Objective: Every line that contains the word "donut" should be copied out.

++++++++++++++++++++

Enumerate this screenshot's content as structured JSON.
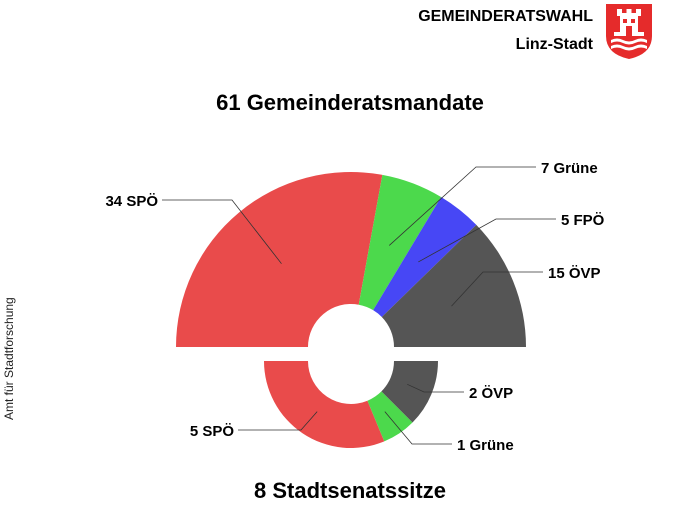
{
  "header": {
    "title": "GEMEINDERATSWAHL",
    "subtitle": "Linz-Stadt",
    "logo_icon": "linz-coat-of-arms-icon"
  },
  "side_label": "Amt für Stadtforschung",
  "chart_data": [
    {
      "type": "pie",
      "subtype": "half-donut (upper)",
      "title": "61 Gemeinderatsmandate",
      "total": 61,
      "categories": [
        "SPÖ",
        "Grüne",
        "FPÖ",
        "ÖVP"
      ],
      "values": [
        34,
        7,
        5,
        15
      ],
      "labels": [
        "34  SPÖ",
        "7  Grüne",
        "5  FPÖ",
        "15  ÖVP"
      ],
      "colors": [
        "#e94b4b",
        "#4cd94c",
        "#4747f5",
        "#555555"
      ]
    },
    {
      "type": "pie",
      "subtype": "half-donut (lower)",
      "title": "8 Stadtsenatssitze",
      "total": 8,
      "categories": [
        "SPÖ",
        "Grüne",
        "ÖVP"
      ],
      "values": [
        5,
        1,
        2
      ],
      "labels": [
        "5  SPÖ",
        "1  Grüne",
        "2  ÖVP"
      ],
      "colors": [
        "#e94b4b",
        "#4cd94c",
        "#555555"
      ]
    }
  ]
}
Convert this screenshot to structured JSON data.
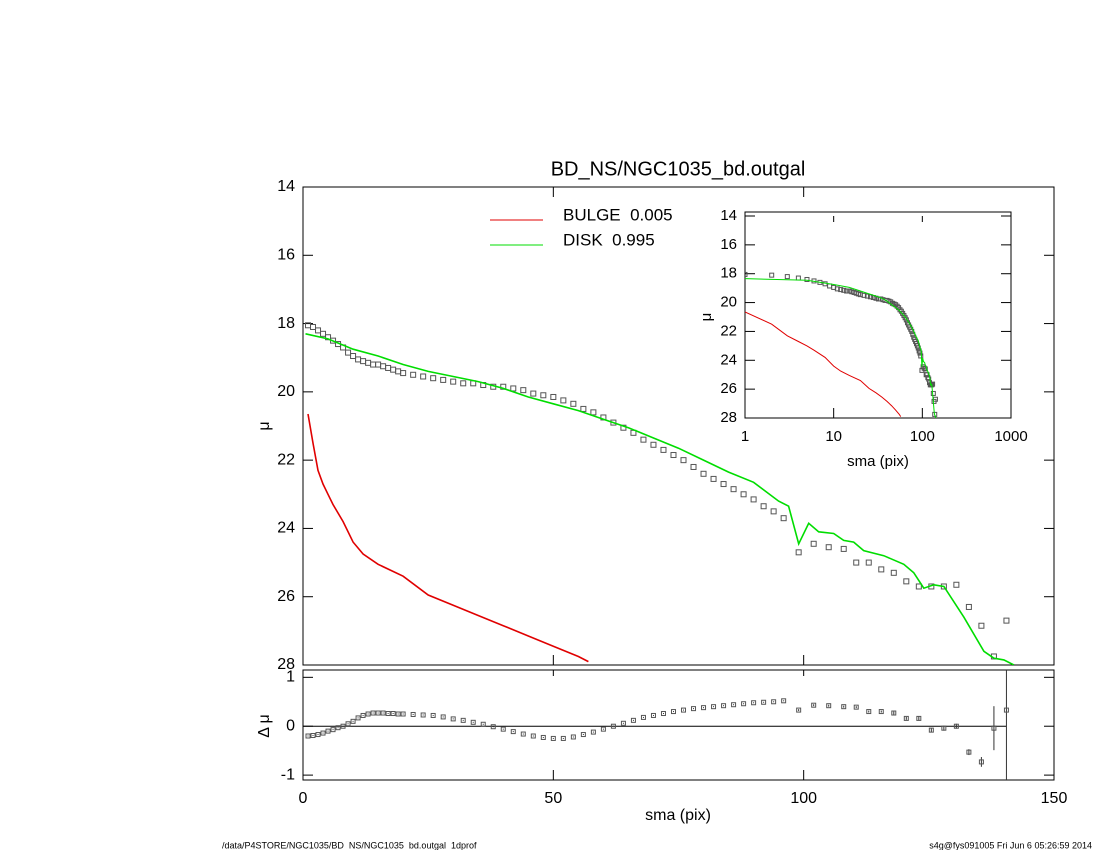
{
  "chart_data": [
    {
      "type": "scatter",
      "title": "BD_NS/NGC1035_bd.outgal",
      "ylabel": "μ",
      "xlim": [
        0,
        150
      ],
      "ylim": [
        14,
        28
      ],
      "y_reversed": true,
      "yticks": [
        14,
        16,
        18,
        20,
        22,
        24,
        26,
        28
      ],
      "legend": "upper center",
      "series": [
        {
          "kind": "scatter",
          "color": "#555555",
          "x": [
            1,
            2,
            3,
            4,
            5,
            6,
            7,
            8,
            9,
            10,
            11,
            12,
            13,
            14,
            15,
            16,
            17,
            18,
            19,
            20,
            22,
            24,
            26,
            28,
            30,
            32,
            34,
            36,
            38,
            40,
            42,
            44,
            46,
            48,
            50,
            52,
            54,
            56,
            58,
            60,
            62,
            64,
            66,
            68,
            70,
            72,
            74,
            76,
            78,
            80,
            82,
            84,
            86,
            88,
            90,
            92,
            94,
            96,
            99,
            102,
            105,
            108,
            110.5,
            113,
            115.5,
            118,
            120.5,
            123,
            125.5,
            128,
            130.5,
            133,
            135.5,
            138,
            140.5
          ],
          "values": [
            18.05,
            18.1,
            18.2,
            18.3,
            18.4,
            18.5,
            18.6,
            18.7,
            18.85,
            18.95,
            19.05,
            19.1,
            19.15,
            19.2,
            19.2,
            19.25,
            19.3,
            19.35,
            19.4,
            19.45,
            19.5,
            19.55,
            19.6,
            19.65,
            19.7,
            19.75,
            19.75,
            19.8,
            19.85,
            19.85,
            19.9,
            19.95,
            20.05,
            20.1,
            20.15,
            20.25,
            20.35,
            20.5,
            20.6,
            20.75,
            20.9,
            21.05,
            21.2,
            21.4,
            21.55,
            21.7,
            21.85,
            22.0,
            22.2,
            22.4,
            22.55,
            22.7,
            22.85,
            23.0,
            23.15,
            23.35,
            23.5,
            23.7,
            24.7,
            24.45,
            24.55,
            24.6,
            25.0,
            25.0,
            25.2,
            25.3,
            25.55,
            25.7,
            25.7,
            25.7,
            25.65,
            26.3,
            26.85,
            27.75,
            26.7
          ]
        },
        {
          "kind": "line",
          "name": "BULGE  0.005",
          "color": "#e00000",
          "x": [
            1,
            2,
            3,
            4,
            5,
            6,
            8,
            10,
            12,
            15,
            20,
            25,
            30,
            35,
            40,
            45,
            50,
            55,
            57
          ],
          "values": [
            20.65,
            21.5,
            22.3,
            22.7,
            23.0,
            23.3,
            23.8,
            24.4,
            24.75,
            25.05,
            25.4,
            25.95,
            26.25,
            26.55,
            26.85,
            27.15,
            27.45,
            27.75,
            27.9
          ]
        },
        {
          "kind": "line",
          "name": "DISK  0.995",
          "color": "#00dd00",
          "x": [
            0.5,
            5,
            10,
            15,
            20,
            25,
            30,
            35,
            40,
            45,
            50,
            55,
            60,
            65,
            70,
            75,
            80,
            85,
            90,
            95,
            97,
            99,
            101,
            103,
            106,
            108,
            110,
            112,
            116,
            120,
            122,
            124,
            126,
            128,
            132,
            136,
            138,
            140,
            142
          ],
          "values": [
            18.3,
            18.45,
            18.75,
            18.95,
            19.2,
            19.4,
            19.55,
            19.7,
            19.9,
            20.15,
            20.35,
            20.55,
            20.8,
            21.05,
            21.35,
            21.65,
            22.0,
            22.35,
            22.65,
            23.2,
            23.35,
            24.45,
            23.85,
            24.1,
            24.15,
            24.35,
            24.4,
            24.65,
            24.8,
            25.05,
            25.3,
            25.75,
            25.65,
            25.7,
            26.6,
            27.6,
            27.8,
            27.85,
            28.0
          ]
        }
      ]
    },
    {
      "type": "line",
      "log_x": true,
      "y_reversed": true,
      "xlabel": "sma (pix)",
      "ylabel": "μ",
      "xlim": [
        1,
        1000
      ],
      "xticks": [
        1,
        10,
        100,
        1000
      ],
      "ylim": [
        14,
        28
      ],
      "yticks": [
        14,
        16,
        18,
        20,
        22,
        24,
        26,
        28
      ]
    },
    {
      "type": "scatter",
      "xlabel": "sma (pix)",
      "ylabel": "Δ μ",
      "xlim": [
        0,
        150
      ],
      "xticks": [
        0,
        50,
        100,
        150
      ],
      "ylim": [
        -1.1,
        1.15
      ],
      "yticks": [
        1,
        0,
        -1
      ],
      "hline": 0,
      "values": [
        -0.2,
        -0.19,
        -0.17,
        -0.14,
        -0.1,
        -0.07,
        -0.03,
        0.0,
        0.05,
        0.1,
        0.17,
        0.22,
        0.25,
        0.27,
        0.27,
        0.27,
        0.26,
        0.26,
        0.25,
        0.25,
        0.24,
        0.23,
        0.22,
        0.19,
        0.15,
        0.12,
        0.08,
        0.04,
        -0.01,
        -0.06,
        -0.11,
        -0.16,
        -0.2,
        -0.23,
        -0.25,
        -0.25,
        -0.22,
        -0.17,
        -0.12,
        -0.06,
        0.0,
        0.06,
        0.12,
        0.18,
        0.22,
        0.26,
        0.3,
        0.33,
        0.36,
        0.38,
        0.4,
        0.42,
        0.44,
        0.46,
        0.48,
        0.49,
        0.5,
        0.52,
        0.33,
        0.43,
        0.42,
        0.4,
        0.39,
        0.3,
        0.3,
        0.27,
        0.16,
        0.16,
        -0.08,
        -0.04,
        0.0,
        -0.53,
        -0.73,
        -0.04,
        0.33
      ],
      "errors": [
        0.01,
        0.01,
        0.01,
        0.01,
        0.01,
        0.01,
        0.01,
        0.01,
        0.01,
        0.01,
        0.01,
        0.01,
        0.01,
        0.01,
        0.01,
        0.01,
        0.01,
        0.01,
        0.01,
        0.01,
        0.01,
        0.01,
        0.01,
        0.01,
        0.01,
        0.01,
        0.01,
        0.01,
        0.01,
        0.01,
        0.01,
        0.01,
        0.01,
        0.01,
        0.01,
        0.01,
        0.01,
        0.01,
        0.01,
        0.01,
        0.01,
        0.01,
        0.01,
        0.01,
        0.01,
        0.01,
        0.01,
        0.01,
        0.01,
        0.01,
        0.01,
        0.01,
        0.01,
        0.01,
        0.01,
        0.01,
        0.01,
        0.01,
        0.02,
        0.02,
        0.02,
        0.02,
        0.02,
        0.02,
        0.02,
        0.03,
        0.03,
        0.04,
        0.04,
        0.05,
        0.05,
        0.06,
        0.1,
        0.45,
        2.0
      ]
    }
  ],
  "footer": {
    "left": "/data/P4STORE/NGC1035/BD_NS/NGC1035_bd.outgal_1dprof",
    "right": "s4g@fys091005  Fri Jun  6 05:26:59 2014"
  }
}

++++++++++++++++++++

Exercise answer:
      "subtype": "half-donut (upper)",
      "subtype": "half-donut (lower)",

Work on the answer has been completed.